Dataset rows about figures
--
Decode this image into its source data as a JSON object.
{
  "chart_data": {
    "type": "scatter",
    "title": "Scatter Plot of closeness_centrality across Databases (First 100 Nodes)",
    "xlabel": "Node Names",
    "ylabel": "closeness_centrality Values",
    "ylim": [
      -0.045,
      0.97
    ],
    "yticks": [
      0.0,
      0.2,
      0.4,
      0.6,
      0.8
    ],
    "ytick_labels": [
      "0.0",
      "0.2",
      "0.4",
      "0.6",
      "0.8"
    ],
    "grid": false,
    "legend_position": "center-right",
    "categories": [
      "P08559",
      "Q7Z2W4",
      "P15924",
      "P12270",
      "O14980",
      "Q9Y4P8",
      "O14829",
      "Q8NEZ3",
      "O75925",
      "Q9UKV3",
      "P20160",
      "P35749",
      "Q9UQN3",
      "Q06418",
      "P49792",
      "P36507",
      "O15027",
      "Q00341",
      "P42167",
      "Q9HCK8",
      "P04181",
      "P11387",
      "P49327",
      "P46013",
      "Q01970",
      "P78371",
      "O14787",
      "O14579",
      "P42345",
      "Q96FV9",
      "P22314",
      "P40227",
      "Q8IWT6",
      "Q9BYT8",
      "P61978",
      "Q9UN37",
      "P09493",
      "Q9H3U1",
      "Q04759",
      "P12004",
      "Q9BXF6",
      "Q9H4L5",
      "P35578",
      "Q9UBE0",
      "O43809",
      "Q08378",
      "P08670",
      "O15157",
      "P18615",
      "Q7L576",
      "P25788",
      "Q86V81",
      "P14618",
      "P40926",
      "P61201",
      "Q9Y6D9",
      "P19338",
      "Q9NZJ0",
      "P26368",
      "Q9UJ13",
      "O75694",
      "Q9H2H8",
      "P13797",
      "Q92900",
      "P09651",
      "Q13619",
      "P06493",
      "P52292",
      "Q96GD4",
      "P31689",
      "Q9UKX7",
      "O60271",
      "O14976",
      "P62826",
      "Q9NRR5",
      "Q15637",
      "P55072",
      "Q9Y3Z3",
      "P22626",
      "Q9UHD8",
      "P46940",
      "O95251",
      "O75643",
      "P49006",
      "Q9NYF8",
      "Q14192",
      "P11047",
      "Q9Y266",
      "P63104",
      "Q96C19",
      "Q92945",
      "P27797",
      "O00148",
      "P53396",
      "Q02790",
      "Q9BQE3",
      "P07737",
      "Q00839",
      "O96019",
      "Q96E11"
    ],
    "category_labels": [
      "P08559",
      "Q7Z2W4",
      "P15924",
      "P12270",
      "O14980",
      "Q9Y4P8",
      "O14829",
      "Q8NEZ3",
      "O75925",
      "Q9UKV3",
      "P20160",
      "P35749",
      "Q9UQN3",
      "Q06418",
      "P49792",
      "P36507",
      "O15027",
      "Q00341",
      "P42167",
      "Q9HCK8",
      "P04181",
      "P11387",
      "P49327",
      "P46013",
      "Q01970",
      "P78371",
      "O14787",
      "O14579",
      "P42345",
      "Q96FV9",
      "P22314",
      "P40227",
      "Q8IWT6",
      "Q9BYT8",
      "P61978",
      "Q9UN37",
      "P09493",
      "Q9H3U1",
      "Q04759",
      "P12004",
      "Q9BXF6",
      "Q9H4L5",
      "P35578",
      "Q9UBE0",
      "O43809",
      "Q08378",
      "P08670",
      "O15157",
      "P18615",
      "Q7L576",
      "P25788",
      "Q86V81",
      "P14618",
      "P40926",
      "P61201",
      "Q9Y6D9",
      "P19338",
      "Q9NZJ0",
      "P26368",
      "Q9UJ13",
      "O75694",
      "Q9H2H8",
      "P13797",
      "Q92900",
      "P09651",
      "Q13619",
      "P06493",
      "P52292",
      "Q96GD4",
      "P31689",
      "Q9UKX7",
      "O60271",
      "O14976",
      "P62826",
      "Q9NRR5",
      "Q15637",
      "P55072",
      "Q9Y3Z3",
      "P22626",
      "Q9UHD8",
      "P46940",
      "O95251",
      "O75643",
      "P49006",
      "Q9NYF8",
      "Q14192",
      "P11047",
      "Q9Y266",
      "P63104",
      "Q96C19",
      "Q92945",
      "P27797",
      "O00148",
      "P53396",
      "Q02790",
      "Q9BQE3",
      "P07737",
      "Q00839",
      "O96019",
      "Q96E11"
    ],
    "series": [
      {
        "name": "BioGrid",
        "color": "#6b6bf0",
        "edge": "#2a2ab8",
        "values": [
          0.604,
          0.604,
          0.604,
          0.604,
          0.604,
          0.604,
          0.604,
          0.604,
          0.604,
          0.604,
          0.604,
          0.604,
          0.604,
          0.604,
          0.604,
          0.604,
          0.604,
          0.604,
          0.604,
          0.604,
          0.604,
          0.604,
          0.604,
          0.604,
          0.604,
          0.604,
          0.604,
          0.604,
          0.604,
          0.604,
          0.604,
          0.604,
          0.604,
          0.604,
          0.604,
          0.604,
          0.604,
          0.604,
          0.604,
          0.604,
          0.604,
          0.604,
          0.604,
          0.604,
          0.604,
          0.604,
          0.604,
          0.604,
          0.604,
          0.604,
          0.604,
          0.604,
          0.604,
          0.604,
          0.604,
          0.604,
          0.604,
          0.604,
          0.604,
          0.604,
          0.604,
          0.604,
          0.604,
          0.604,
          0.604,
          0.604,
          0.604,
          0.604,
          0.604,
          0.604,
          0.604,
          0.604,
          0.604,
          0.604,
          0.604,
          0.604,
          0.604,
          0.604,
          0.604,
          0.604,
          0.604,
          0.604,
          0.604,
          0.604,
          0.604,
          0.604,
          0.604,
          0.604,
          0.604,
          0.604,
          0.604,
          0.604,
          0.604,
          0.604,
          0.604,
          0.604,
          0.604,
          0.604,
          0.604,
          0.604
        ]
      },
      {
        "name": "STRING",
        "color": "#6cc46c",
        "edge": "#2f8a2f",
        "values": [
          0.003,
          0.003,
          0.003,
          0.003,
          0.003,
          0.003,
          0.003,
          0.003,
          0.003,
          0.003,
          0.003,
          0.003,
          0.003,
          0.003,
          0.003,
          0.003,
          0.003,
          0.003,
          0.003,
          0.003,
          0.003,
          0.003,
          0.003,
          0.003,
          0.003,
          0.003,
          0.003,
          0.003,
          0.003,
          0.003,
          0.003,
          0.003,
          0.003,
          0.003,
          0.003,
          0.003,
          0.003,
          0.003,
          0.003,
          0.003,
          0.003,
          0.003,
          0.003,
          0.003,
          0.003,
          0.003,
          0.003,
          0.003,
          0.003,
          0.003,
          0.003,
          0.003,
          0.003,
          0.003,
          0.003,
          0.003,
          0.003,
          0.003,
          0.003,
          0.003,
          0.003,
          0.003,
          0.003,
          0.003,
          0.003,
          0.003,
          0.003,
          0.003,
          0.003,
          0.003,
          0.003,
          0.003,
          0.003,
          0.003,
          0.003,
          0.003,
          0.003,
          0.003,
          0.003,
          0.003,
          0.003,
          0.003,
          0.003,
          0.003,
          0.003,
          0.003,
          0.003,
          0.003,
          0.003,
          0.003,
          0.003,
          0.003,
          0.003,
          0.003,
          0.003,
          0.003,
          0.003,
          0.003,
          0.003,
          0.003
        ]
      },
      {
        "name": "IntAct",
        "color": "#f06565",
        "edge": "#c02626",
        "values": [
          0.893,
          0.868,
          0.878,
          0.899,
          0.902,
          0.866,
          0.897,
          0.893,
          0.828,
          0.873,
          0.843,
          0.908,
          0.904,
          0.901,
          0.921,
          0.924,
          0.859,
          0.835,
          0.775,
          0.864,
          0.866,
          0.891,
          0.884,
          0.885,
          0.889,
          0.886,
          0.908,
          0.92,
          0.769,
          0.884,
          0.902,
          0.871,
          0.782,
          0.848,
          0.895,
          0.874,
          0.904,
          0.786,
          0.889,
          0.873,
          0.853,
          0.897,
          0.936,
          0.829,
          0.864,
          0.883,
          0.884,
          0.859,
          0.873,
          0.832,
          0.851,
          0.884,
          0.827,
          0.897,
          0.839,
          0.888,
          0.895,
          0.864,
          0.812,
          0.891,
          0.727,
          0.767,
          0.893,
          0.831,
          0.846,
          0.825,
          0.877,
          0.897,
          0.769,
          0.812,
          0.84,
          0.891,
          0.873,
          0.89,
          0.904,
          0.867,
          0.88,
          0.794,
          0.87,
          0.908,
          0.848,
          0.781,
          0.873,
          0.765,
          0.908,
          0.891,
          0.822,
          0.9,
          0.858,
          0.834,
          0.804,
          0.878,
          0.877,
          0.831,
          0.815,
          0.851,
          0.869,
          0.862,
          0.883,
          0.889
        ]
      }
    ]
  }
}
--
Written task
Copy out every line in the listing where the word "edge" appears.

Full solution
        "edge": "#2a2ab8",
        "edge": "#2f8a2f",
        "edge": "#c02626",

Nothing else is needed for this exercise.